[Data entries]

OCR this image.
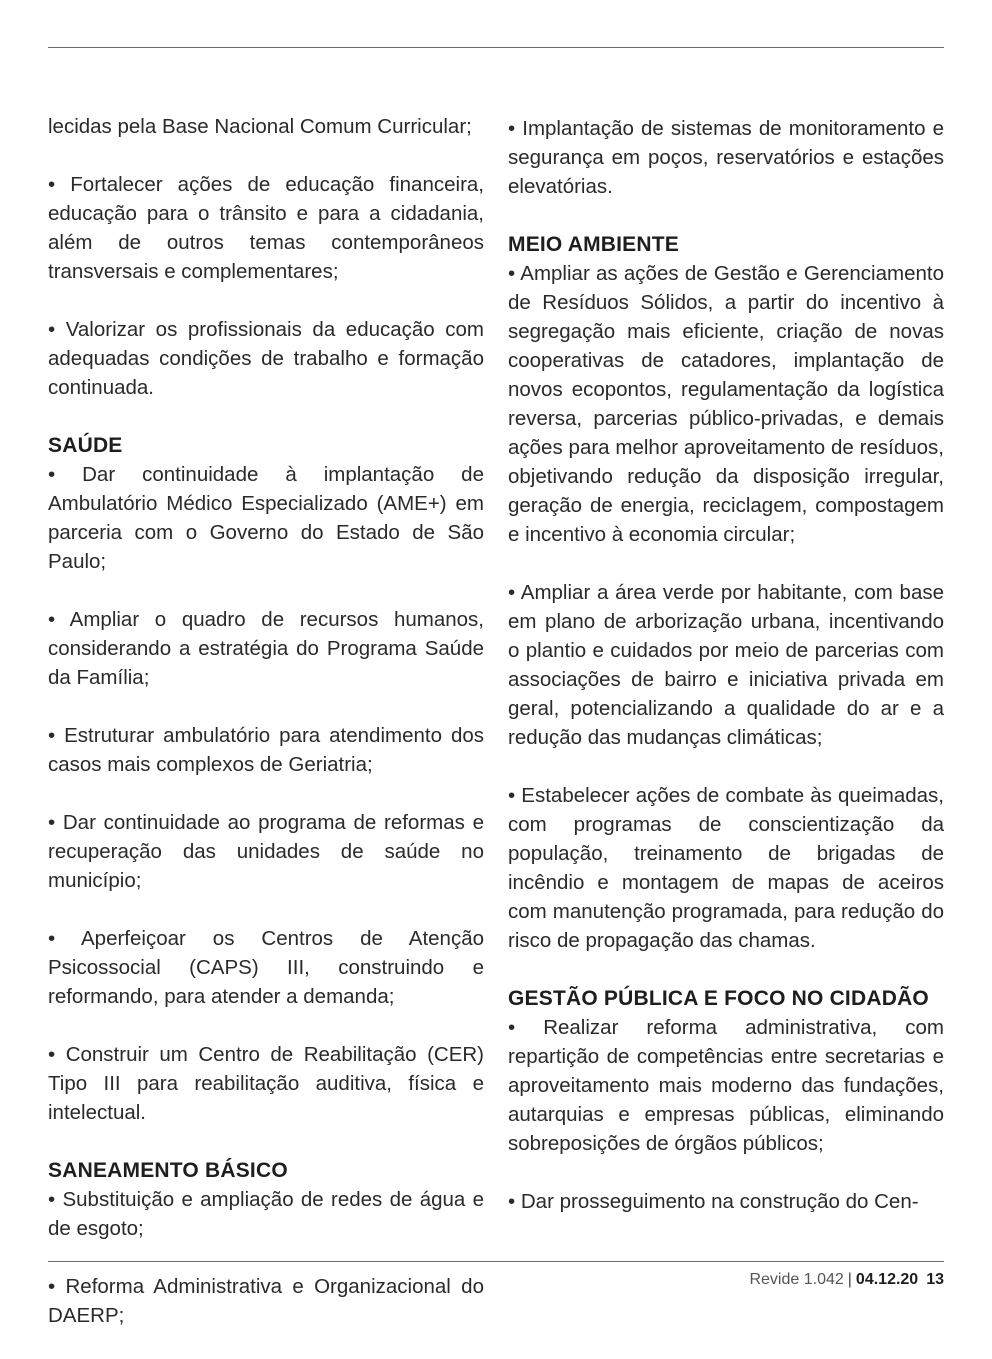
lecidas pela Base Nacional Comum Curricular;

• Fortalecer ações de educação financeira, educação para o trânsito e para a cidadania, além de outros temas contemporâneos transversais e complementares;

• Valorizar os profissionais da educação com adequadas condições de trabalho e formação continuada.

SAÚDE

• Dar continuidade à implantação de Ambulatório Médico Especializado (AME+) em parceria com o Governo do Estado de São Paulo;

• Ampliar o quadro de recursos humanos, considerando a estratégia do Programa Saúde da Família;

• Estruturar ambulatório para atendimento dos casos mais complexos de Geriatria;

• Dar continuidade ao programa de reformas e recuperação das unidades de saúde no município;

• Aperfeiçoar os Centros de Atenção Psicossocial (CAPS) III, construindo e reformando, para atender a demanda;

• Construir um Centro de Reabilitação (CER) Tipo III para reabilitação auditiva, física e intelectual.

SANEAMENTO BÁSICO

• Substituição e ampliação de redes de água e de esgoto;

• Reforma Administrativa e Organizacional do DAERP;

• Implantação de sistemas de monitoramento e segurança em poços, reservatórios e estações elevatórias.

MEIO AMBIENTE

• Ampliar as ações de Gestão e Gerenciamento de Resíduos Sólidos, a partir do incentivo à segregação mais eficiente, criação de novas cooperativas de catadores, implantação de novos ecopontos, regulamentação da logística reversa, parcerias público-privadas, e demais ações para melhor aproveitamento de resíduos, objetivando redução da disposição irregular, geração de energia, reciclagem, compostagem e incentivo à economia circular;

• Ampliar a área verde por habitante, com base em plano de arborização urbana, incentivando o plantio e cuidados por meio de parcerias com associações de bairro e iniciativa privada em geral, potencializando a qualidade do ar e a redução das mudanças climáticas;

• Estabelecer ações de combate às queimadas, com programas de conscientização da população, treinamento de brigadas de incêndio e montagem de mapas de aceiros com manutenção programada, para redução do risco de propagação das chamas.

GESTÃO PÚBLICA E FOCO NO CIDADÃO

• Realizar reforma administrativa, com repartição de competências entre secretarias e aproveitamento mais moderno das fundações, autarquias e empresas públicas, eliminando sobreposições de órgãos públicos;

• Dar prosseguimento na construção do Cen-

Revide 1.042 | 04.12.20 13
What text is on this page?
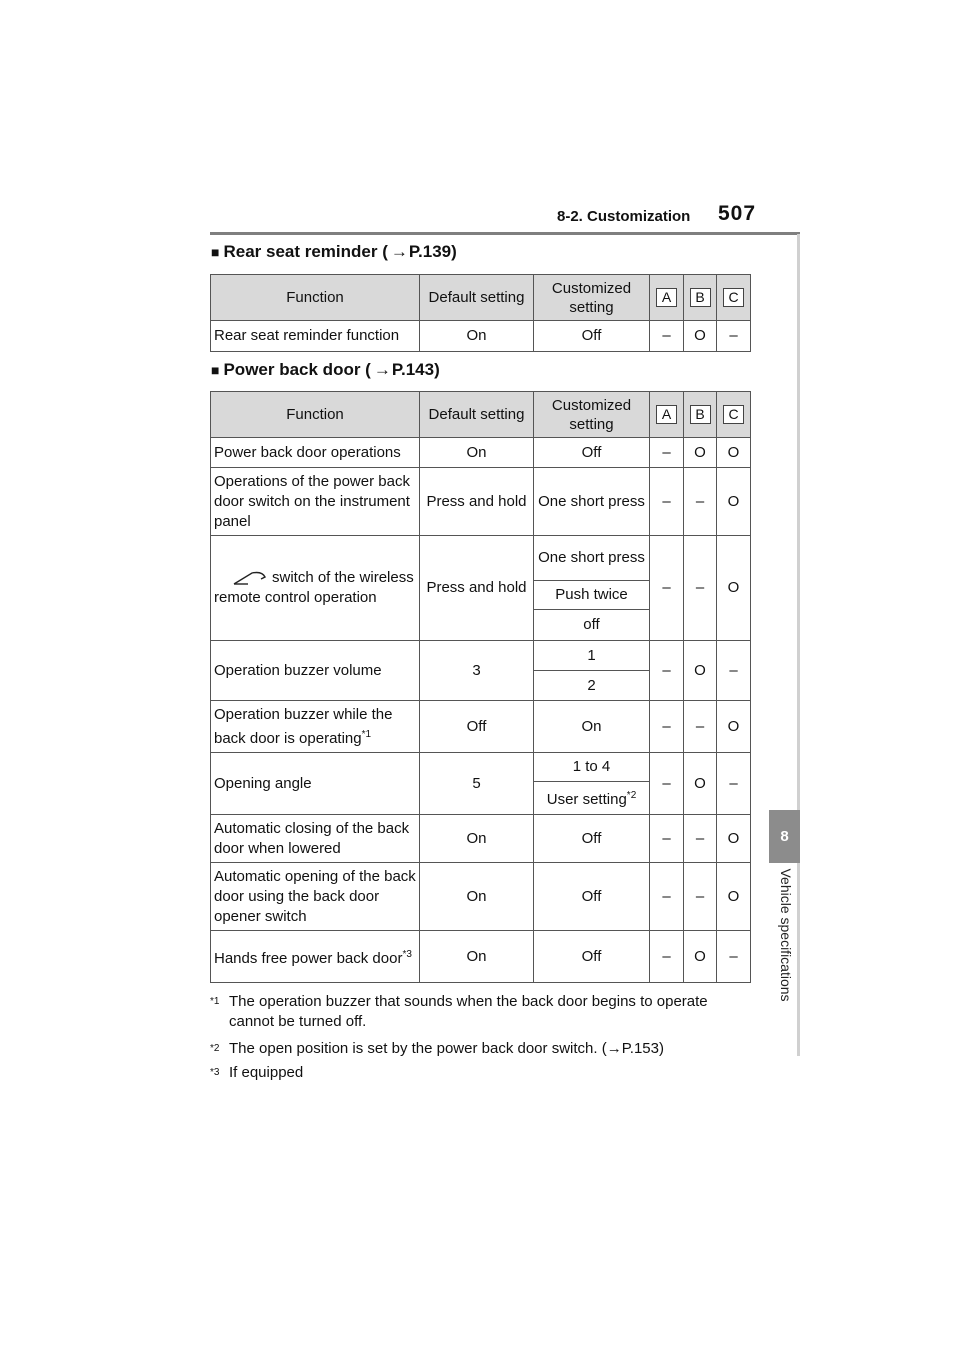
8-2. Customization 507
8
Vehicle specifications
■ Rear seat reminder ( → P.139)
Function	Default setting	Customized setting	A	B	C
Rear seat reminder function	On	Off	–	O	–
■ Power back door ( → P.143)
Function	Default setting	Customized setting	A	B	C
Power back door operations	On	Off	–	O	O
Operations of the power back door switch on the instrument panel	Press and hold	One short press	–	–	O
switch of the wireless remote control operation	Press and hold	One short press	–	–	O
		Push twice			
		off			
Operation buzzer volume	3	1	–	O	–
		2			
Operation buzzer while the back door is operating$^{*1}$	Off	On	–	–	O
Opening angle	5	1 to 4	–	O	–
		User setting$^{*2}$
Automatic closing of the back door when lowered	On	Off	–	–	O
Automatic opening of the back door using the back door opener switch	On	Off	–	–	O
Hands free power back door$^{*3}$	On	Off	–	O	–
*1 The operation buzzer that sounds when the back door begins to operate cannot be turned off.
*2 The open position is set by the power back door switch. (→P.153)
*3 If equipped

SHORT TASK: Retype all the records shown above, character for character. Omit every picture.

EXERCISE SOLUTION:
OCR this image.
lecidas pela Base Nacional Comum Curricular;

• Fortalecer ações de educação financeira, educação para o trânsito e para a cidadania, além de outros temas contemporâneos transversais e complementares;

• Valorizar os profissionais da educação com adequadas condições de trabalho e formação continuada.

SAÚDE

• Dar continuidade à implantação de Ambulatório Médico Especializado (AME+) em parceria com o Governo do Estado de São Paulo;

• Ampliar o quadro de recursos humanos, considerando a estratégia do Programa Saúde da Família;

• Estruturar ambulatório para atendimento dos casos mais complexos de Geriatria;

• Dar continuidade ao programa de reformas e recuperação das unidades de saúde no município;

• Aperfeiçoar os Centros de Atenção Psicossocial (CAPS) III, construindo e reformando, para atender a demanda;

• Construir um Centro de Reabilitação (CER) Tipo III para reabilitação auditiva, física e intelectual.

SANEAMENTO BÁSICO

• Substituição e ampliação de redes de água e de esgoto;

• Reforma Administrativa e Organizacional do DAERP;

• Implantação de sistemas de monitoramento e segurança em poços, reservatórios e estações elevatórias.

MEIO AMBIENTE

• Ampliar as ações de Gestão e Gerenciamento de Resíduos Sólidos, a partir do incentivo à segregação mais eficiente, criação de novas cooperativas de catadores, implantação de novos ecopontos, regulamentação da logística reversa, parcerias público-privadas, e demais ações para melhor aproveitamento de resíduos, objetivando redução da disposição irregular, geração de energia, reciclagem, compostagem e incentivo à economia circular;

• Ampliar a área verde por habitante, com base em plano de arborização urbana, incentivando o plantio e cuidados por meio de parcerias com associações de bairro e iniciativa privada em geral, potencializando a qualidade do ar e a redução das mudanças climáticas;

• Estabelecer ações de combate às queimadas, com programas de conscientização da população, treinamento de brigadas de incêndio e montagem de mapas de aceiros com manutenção programada, para redução do risco de propagação das chamas.

GESTÃO PÚBLICA E FOCO NO CIDADÃO

• Realizar reforma administrativa, com repartição de competências entre secretarias e aproveitamento mais moderno das fundações, autarquias e empresas públicas, eliminando sobreposições de órgãos públicos;

• Dar prosseguimento na construção do Cen-

Revide 1.042 | 04.12.20 13
What text is on this page?
8-2. Customization 507
8
Vehicle specifications
■ Rear seat reminder ( → P.139)
Function	Default setting	Customized setting	A	B	C
Rear seat reminder function	On	Off	–	O	–
■ Power back door ( → P.143)
Function	Default setting	Customized setting	A	B	C
Power back door operations	On	Off	–	O	O
Operations of the power back door switch on the instrument panel	Press and hold	One short press	–	–	O
switch of the wireless remote control operation	Press and hold	One short press	–	–	O
		Push twice			
		off			
Operation buzzer volume	3	1	–	O	–
		2			
Operation buzzer while the back door is operating$^{*1}$	Off	On	–	–	O
Opening angle	5	1 to 4	–	O	–
		User setting$^{*2}$
Automatic closing of the back door when lowered	On	Off	–	–	O
Automatic opening of the back door using the back door opener switch	On	Off	–	–	O
Hands free power back door$^{*3}$	On	Off	–	O	–
*1 The operation buzzer that sounds when the back door begins to operate cannot be turned off.
*2 The open position is set by the power back door switch. (→P.153)
*3 If equipped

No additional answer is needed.